Stored data
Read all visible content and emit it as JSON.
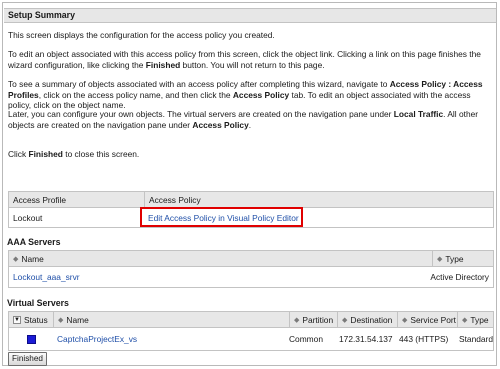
{
  "setup_summary": {
    "title": "Setup Summary",
    "p1": "This screen displays the configuration for the access policy you created.",
    "p2a": "To edit an object associated with this access policy from this screen, click the object link. Clicking a link on this page finishes the wizard configuration, like clicking the ",
    "p2b": "Finished",
    "p2c": " button. You will not return to this page.",
    "p3a": "To see a summary of objects associated with an access policy after completing this wizard, navigate to ",
    "p3b": "Access Policy : Access Profiles",
    "p3c": ", click on the access policy name, and then click the ",
    "p3d": "Access Policy",
    "p3e": " tab. To edit an object associated with the access policy, click on the object name.",
    "p4a": "Later, you can configure your own objects. The virtual servers are created on the navigation pane under ",
    "p4b": "Local Traffic",
    "p4c": ". All other objects are created on the navigation pane under ",
    "p4d": "Access Policy",
    "p4e": ".",
    "p5a": "Click ",
    "p5b": "Finished",
    "p5c": " to close this screen."
  },
  "access_table": {
    "headers": [
      "Access Profile",
      "Access Policy"
    ],
    "row": {
      "profile": "Lockout",
      "policy_link": "Edit Access Policy in Visual Policy Editor"
    }
  },
  "aaa": {
    "title": "AAA Servers",
    "headers": [
      "Name",
      "Type"
    ],
    "row": {
      "name": "Lockout_aaa_srvr",
      "type": "Active Directory"
    }
  },
  "virtual": {
    "title": "Virtual Servers",
    "headers": [
      "Status",
      "Name",
      "Partition",
      "Destination",
      "Service Port",
      "Type"
    ],
    "row": {
      "status_color": "#1b1bd6",
      "name": "CaptchaProjectEx_vs",
      "partition": "Common",
      "destination": "172.31.54.137",
      "service_port": "443 (HTTPS)",
      "type": "Standard"
    }
  },
  "finished_button": "Finished",
  "colors": {
    "link": "#1f4fa8",
    "highlight": "#e00000",
    "header_bg": "#e7e7e7"
  },
  "icons": {
    "sort": "sort-arrows-icon",
    "status": "status-square-icon",
    "dropdown": "dropdown-icon"
  }
}
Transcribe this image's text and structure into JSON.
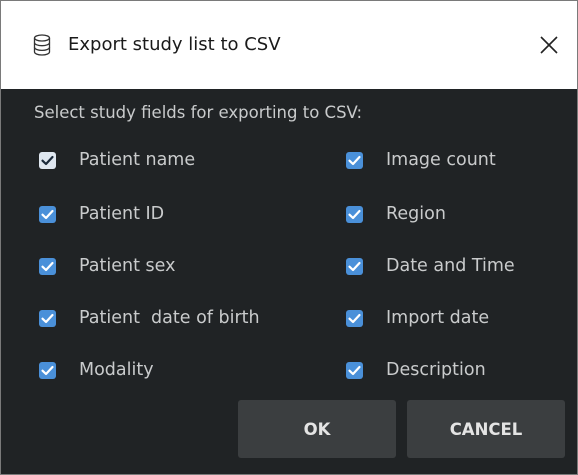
{
  "window": {
    "title": "Export study list to CSV",
    "icon": "database-icon",
    "close_icon": "close-icon"
  },
  "dialog": {
    "instruction": "Select study fields for exporting to CSV:",
    "fields_left": [
      {
        "label": "Patient name",
        "checked": true
      },
      {
        "label": "Patient ID",
        "checked": true
      },
      {
        "label": "Patient sex",
        "checked": true
      },
      {
        "label": "Patient  date of birth",
        "checked": true
      },
      {
        "label": "Modality",
        "checked": true
      }
    ],
    "fields_right": [
      {
        "label": "Image count",
        "checked": true
      },
      {
        "label": "Region",
        "checked": true
      },
      {
        "label": "Date and Time",
        "checked": true
      },
      {
        "label": "Import date",
        "checked": true
      },
      {
        "label": "Description",
        "checked": true
      }
    ],
    "ok_label": "OK",
    "cancel_label": "CANCEL"
  },
  "colors": {
    "background": "#202325",
    "titlebar": "#ffffff",
    "checkbox_accent": "#4a90d9",
    "button": "#3b3e40",
    "text": "#c9cbcc"
  }
}
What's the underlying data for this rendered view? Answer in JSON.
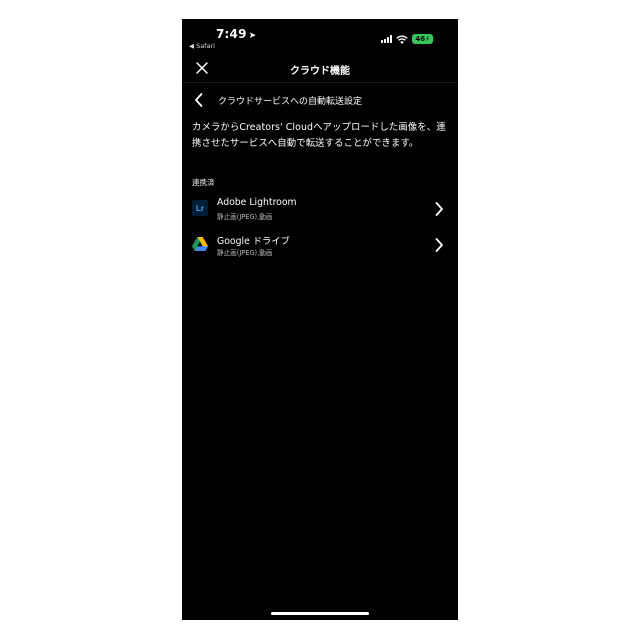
{
  "status_bar": {
    "time": "7:49",
    "location_arrow": "➤",
    "back_app": "◀ Safari",
    "battery": "46"
  },
  "header": {
    "title": "クラウド機能",
    "close_icon": "close-icon"
  },
  "sub_header": {
    "title": "クラウドサービスへの自動転送設定",
    "back_icon": "chevron-left-icon"
  },
  "description": "カメラからCreators' Cloudへアップロードした画像を、連携させたサービスへ自動で転送することができます。",
  "section_label": "連携済",
  "services": [
    {
      "name": "Adobe Lightroom",
      "subtitle": "静止画(JPEG),動画",
      "icon": "lightroom-icon",
      "icon_text": "Lr"
    },
    {
      "name": "Google ドライブ",
      "subtitle": "静止画(JPEG),動画",
      "icon": "google-drive-icon"
    }
  ],
  "colors": {
    "background": "#000000",
    "battery": "#34c759",
    "lightroom_bg": "#001e36",
    "lightroom_text": "#31a8ff"
  }
}
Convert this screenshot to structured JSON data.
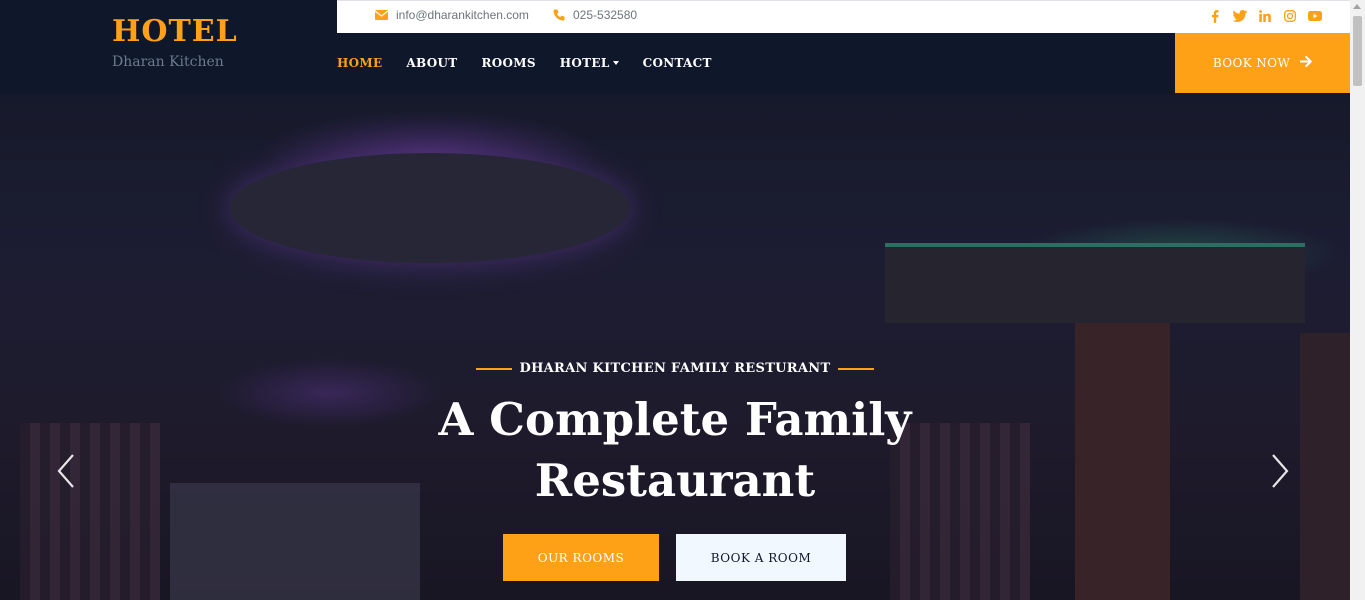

**Direction**
Extract all lines from the data in which "page" is found.

**Solution to this task**
    "p2a": "To edit an object associated with this access policy from this screen, click the object link. Clicking a link on this page finishes the wizard configuration, like clicking the ",
    "p2c": " button. You will not return to this page.",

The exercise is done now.